Collection entries
····················
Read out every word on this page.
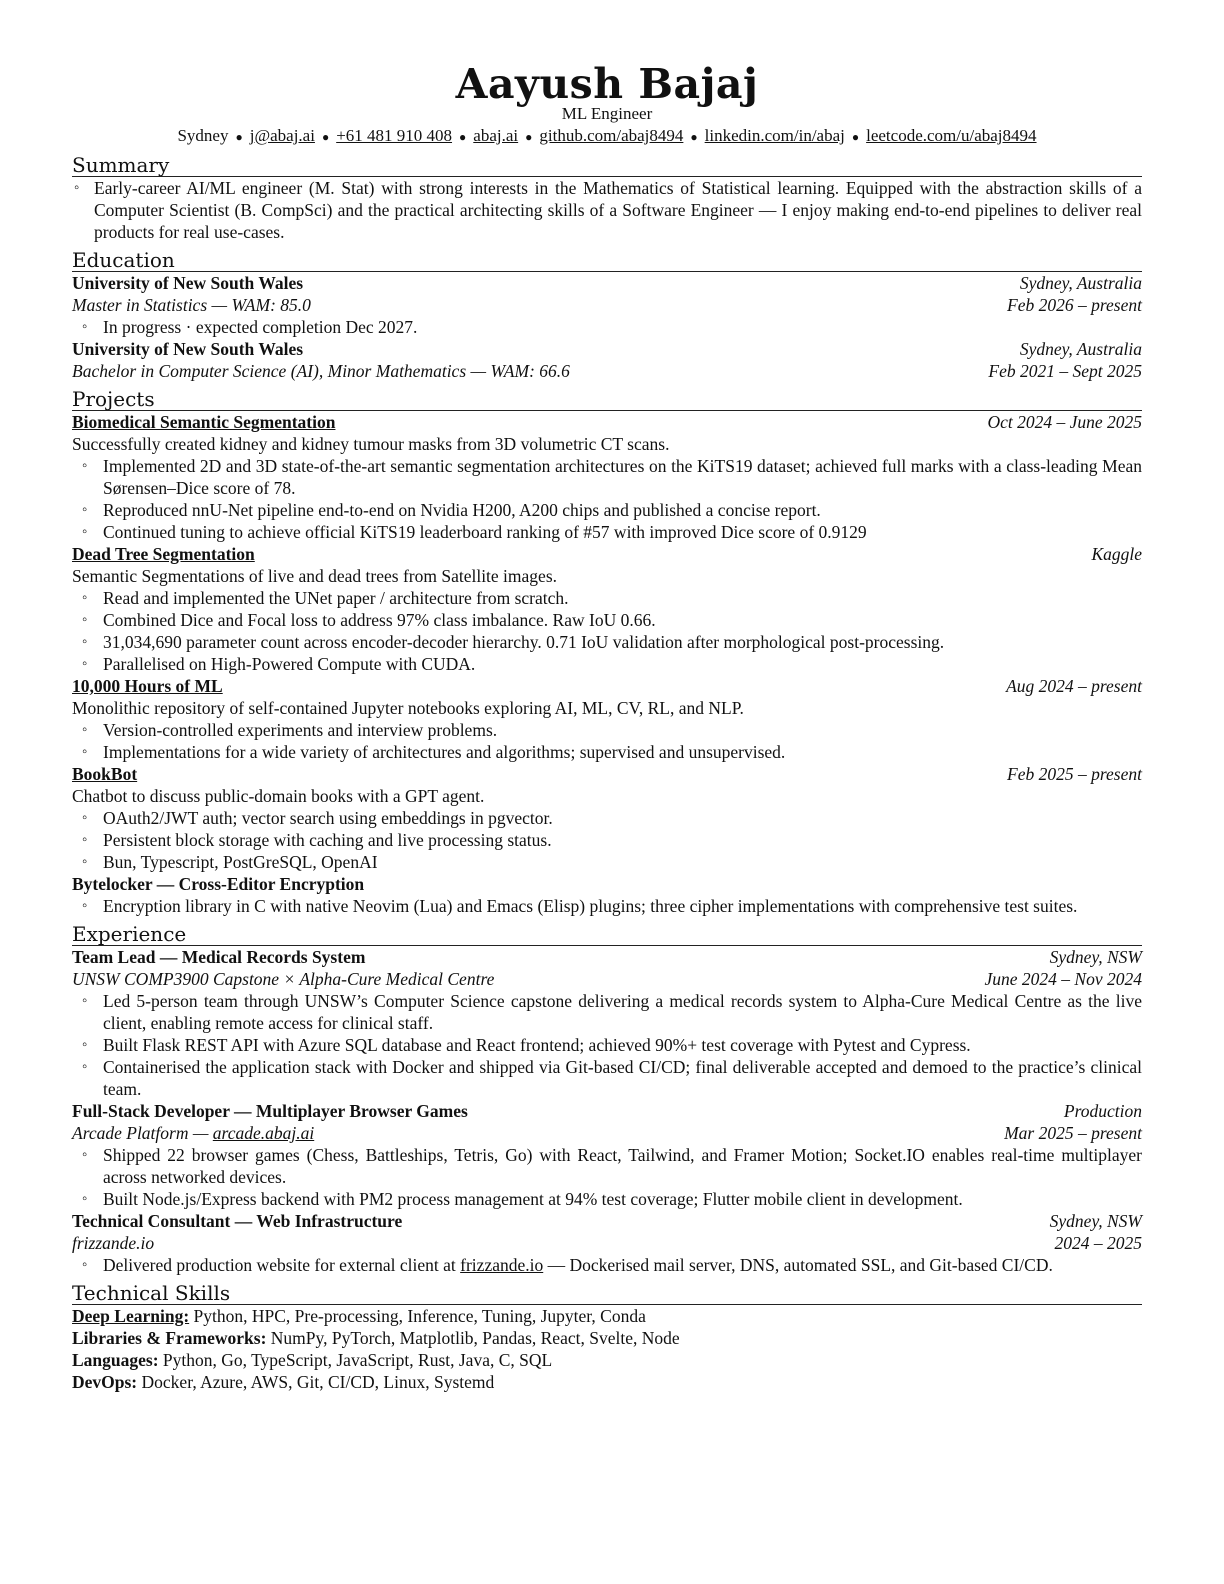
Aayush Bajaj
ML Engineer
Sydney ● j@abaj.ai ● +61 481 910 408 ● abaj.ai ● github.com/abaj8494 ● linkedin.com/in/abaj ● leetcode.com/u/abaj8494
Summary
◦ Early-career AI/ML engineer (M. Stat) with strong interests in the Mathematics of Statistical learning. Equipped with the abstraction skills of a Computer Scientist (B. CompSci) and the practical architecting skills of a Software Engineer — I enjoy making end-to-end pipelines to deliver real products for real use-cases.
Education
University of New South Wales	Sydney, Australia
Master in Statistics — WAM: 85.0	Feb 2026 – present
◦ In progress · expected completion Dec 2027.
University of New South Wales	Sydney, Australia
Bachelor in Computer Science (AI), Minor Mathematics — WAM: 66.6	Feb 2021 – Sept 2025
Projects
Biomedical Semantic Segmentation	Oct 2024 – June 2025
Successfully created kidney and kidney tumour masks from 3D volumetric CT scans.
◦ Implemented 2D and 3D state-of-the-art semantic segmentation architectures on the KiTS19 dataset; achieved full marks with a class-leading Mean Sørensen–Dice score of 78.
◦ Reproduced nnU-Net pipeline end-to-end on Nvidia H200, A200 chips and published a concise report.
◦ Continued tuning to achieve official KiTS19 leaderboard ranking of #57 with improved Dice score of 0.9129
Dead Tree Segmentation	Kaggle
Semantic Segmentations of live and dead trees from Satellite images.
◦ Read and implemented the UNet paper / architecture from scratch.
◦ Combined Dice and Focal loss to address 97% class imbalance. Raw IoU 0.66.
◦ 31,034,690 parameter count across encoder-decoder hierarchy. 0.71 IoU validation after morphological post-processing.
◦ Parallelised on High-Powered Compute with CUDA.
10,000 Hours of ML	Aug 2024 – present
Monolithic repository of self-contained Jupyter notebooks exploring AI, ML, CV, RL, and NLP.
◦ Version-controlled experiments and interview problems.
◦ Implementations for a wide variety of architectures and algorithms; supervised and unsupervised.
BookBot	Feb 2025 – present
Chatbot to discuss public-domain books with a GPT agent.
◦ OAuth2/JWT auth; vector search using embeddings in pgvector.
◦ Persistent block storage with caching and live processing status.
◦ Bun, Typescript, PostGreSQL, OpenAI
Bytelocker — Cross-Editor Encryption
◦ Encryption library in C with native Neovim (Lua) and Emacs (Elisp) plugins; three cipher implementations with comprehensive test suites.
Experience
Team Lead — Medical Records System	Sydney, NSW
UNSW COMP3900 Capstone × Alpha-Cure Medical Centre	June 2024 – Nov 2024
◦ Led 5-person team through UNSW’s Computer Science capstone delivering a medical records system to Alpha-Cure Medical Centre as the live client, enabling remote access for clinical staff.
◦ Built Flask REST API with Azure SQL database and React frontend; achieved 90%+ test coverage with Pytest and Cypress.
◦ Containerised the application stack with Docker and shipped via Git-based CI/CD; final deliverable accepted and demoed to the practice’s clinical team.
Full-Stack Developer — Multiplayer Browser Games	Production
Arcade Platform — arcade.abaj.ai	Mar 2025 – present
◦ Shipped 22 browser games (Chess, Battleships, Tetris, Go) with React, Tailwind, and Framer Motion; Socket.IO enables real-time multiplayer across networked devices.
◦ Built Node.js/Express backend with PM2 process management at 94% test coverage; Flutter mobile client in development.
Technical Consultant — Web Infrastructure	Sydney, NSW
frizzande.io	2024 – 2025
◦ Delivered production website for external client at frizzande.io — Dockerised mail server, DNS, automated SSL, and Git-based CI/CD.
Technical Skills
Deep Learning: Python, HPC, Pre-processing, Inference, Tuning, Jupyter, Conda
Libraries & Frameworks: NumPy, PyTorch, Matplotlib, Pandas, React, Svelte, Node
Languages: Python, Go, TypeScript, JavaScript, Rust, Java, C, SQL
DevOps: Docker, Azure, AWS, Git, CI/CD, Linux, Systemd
····················
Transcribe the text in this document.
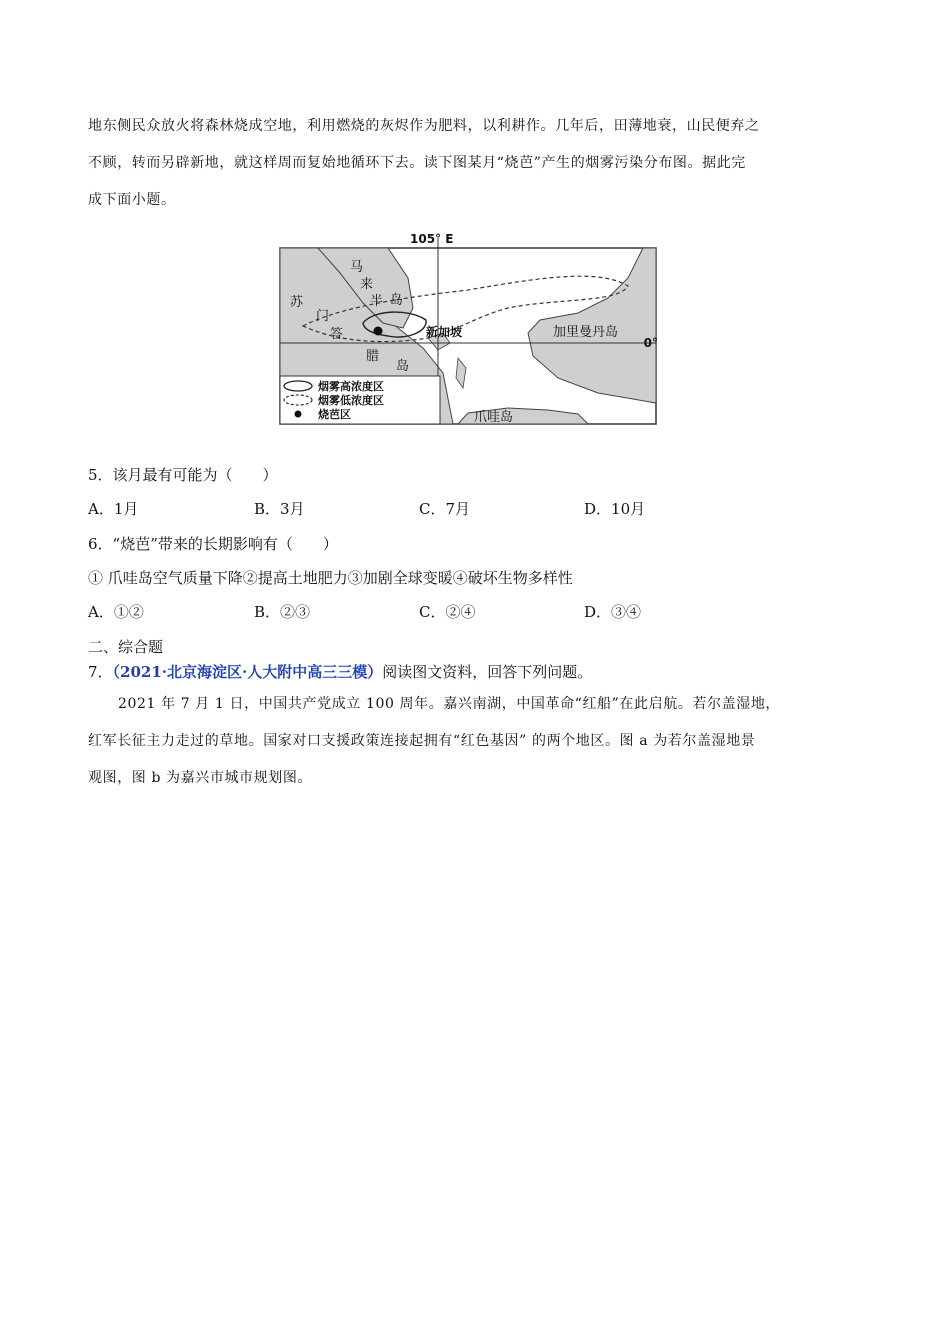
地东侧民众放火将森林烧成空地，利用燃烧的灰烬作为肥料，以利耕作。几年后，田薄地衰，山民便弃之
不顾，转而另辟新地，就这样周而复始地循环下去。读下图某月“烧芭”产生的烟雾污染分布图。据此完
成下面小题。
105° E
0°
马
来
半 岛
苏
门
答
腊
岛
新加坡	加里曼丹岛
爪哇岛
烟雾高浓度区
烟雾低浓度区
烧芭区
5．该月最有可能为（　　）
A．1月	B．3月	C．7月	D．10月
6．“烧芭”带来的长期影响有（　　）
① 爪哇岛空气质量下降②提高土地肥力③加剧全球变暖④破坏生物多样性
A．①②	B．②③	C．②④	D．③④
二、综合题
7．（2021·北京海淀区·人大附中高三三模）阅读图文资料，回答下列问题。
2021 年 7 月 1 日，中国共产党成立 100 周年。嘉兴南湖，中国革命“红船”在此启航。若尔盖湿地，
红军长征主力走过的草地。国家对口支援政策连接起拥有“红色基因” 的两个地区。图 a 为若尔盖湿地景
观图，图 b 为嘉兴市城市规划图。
····················
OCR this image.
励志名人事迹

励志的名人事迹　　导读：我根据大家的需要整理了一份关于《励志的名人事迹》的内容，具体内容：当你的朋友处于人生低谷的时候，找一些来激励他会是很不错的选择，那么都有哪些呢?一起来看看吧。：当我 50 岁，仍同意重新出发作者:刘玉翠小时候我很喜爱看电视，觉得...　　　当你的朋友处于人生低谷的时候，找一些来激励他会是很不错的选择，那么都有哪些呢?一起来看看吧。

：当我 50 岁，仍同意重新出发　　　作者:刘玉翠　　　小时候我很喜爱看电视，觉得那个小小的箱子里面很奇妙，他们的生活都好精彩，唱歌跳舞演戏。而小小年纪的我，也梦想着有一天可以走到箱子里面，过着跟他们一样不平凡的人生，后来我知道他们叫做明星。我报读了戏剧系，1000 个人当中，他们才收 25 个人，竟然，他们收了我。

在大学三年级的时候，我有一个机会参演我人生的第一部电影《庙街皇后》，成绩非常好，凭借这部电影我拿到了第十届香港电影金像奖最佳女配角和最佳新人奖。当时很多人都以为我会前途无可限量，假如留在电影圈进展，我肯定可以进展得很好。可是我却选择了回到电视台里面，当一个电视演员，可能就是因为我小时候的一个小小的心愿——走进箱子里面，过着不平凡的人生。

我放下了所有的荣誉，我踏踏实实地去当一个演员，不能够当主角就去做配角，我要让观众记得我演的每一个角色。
····················
Given instruction: Check the data for the word "Dice" and pull out the lines that have it.

Problem solution:
◦ Implemented 2D and 3D state-of-the-art semantic segmentation architectures on the KiTS19 dataset; achieved full marks with a class-leading Mean Sørensen–Dice score of 78.
◦ Continued tuning to achieve official KiTS19 leaderboard ranking of #57 with improved Dice score of 0.9129
◦ Combined Dice and Focal loss to address 97% class imbalance. Raw IoU 0.66.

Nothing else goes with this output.